Entries taken from a collection

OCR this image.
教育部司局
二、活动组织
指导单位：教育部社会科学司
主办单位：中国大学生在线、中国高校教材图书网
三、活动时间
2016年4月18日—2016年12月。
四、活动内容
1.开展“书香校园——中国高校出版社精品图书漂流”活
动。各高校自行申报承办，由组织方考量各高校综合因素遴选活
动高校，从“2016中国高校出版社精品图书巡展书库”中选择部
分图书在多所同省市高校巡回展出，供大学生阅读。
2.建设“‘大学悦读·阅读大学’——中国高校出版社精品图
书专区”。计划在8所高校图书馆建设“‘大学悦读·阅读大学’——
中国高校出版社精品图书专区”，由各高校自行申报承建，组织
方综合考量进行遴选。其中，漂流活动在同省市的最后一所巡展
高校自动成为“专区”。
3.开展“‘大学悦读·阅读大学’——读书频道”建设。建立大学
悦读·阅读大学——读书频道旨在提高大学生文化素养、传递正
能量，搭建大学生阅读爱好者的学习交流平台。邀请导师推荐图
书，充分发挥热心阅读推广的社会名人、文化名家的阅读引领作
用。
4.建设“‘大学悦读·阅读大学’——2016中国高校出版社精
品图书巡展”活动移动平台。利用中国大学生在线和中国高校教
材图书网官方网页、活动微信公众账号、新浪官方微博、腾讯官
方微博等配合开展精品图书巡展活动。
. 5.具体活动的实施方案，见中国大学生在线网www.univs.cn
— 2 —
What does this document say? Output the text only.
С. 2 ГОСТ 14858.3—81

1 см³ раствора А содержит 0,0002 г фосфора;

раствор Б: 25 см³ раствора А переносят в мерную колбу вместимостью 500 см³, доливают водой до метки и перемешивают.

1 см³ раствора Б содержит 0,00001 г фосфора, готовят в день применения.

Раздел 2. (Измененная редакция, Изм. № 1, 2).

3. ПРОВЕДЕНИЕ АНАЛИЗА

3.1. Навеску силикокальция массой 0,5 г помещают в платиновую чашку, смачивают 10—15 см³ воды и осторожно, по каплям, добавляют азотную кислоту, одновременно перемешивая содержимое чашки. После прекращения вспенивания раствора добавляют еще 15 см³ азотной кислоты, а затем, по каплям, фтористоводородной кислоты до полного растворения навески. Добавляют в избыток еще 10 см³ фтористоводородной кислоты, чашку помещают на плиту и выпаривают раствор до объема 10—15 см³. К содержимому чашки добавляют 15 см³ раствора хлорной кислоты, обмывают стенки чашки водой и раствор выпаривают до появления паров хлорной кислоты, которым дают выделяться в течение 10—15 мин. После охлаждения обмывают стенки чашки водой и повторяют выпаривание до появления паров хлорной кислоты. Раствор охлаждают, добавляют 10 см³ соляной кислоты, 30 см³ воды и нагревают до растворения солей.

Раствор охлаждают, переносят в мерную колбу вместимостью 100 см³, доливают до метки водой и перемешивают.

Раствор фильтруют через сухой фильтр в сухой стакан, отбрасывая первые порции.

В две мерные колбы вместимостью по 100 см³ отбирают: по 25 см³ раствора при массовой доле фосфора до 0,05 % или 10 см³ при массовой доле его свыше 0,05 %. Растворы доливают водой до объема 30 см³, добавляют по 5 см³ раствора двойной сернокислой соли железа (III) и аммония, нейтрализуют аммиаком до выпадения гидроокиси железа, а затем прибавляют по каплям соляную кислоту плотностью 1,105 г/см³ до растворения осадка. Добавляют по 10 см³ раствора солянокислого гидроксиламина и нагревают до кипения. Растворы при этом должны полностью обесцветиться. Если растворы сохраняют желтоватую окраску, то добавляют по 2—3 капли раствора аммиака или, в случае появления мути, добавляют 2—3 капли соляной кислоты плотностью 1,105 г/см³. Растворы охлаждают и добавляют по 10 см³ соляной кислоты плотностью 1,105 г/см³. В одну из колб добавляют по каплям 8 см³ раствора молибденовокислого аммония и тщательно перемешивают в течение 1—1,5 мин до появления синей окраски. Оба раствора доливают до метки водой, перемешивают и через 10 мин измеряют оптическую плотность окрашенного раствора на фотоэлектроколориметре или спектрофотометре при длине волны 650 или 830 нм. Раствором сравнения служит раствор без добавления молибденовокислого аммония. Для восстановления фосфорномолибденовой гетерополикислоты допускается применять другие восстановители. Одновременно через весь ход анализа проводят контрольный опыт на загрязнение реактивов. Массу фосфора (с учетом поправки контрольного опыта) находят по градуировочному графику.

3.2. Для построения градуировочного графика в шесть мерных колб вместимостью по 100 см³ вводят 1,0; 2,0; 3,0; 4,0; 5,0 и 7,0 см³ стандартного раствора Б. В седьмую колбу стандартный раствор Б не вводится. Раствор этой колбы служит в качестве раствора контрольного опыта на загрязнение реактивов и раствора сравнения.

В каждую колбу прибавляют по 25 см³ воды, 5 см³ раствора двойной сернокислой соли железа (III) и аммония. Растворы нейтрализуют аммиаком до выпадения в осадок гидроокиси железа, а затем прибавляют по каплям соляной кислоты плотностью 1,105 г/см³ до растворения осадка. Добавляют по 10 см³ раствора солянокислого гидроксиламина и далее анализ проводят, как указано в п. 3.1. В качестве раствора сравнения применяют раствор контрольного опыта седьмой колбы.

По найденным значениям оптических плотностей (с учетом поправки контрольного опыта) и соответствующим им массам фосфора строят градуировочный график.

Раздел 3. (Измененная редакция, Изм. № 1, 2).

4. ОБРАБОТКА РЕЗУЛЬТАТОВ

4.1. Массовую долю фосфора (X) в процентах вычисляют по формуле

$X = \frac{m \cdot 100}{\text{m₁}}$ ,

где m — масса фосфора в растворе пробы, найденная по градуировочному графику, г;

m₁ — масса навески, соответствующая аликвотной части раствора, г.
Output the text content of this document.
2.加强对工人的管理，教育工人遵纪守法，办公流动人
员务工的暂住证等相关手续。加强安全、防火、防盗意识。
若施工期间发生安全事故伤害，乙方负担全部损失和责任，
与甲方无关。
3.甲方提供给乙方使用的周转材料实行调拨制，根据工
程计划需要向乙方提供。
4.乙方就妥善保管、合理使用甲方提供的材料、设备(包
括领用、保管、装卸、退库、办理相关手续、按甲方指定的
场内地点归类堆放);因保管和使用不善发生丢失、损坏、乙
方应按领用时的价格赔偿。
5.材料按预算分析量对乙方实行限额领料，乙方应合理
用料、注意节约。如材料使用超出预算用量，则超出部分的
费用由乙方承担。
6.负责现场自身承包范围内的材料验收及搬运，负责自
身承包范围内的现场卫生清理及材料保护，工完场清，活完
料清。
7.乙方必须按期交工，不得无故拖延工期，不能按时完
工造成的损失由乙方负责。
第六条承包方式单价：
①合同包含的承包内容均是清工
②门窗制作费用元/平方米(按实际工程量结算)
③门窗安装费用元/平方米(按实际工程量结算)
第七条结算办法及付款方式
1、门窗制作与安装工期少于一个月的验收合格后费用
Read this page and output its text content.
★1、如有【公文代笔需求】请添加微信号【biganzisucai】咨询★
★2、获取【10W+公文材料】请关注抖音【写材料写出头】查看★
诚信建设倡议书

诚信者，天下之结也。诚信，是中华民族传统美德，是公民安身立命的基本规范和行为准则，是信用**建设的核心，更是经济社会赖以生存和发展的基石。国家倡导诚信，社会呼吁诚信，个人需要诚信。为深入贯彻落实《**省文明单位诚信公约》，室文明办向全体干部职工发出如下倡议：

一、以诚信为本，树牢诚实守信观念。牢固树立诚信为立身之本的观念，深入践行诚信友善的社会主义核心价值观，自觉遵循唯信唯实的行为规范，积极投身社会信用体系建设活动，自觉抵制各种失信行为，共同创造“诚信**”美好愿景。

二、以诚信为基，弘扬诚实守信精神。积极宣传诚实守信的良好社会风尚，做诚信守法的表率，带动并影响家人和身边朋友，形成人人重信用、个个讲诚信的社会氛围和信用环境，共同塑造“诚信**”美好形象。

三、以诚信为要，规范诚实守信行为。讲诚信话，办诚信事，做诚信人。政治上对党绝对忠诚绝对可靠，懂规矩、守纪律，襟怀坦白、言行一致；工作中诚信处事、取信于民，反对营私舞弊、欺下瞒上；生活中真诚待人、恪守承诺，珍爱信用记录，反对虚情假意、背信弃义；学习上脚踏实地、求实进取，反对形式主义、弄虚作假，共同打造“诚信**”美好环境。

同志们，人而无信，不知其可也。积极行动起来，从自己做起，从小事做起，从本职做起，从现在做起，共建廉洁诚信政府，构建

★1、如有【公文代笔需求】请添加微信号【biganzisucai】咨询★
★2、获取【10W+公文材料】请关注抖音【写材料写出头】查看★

§ **Problem details**: Copy each line from the records above that includes the string "Измененная".

§ **Exercise output**:
Раздел 2. (Измененная редакция, Изм. № 1, 2).
Раздел 3. (Измененная редакция, Изм. № 1, 2).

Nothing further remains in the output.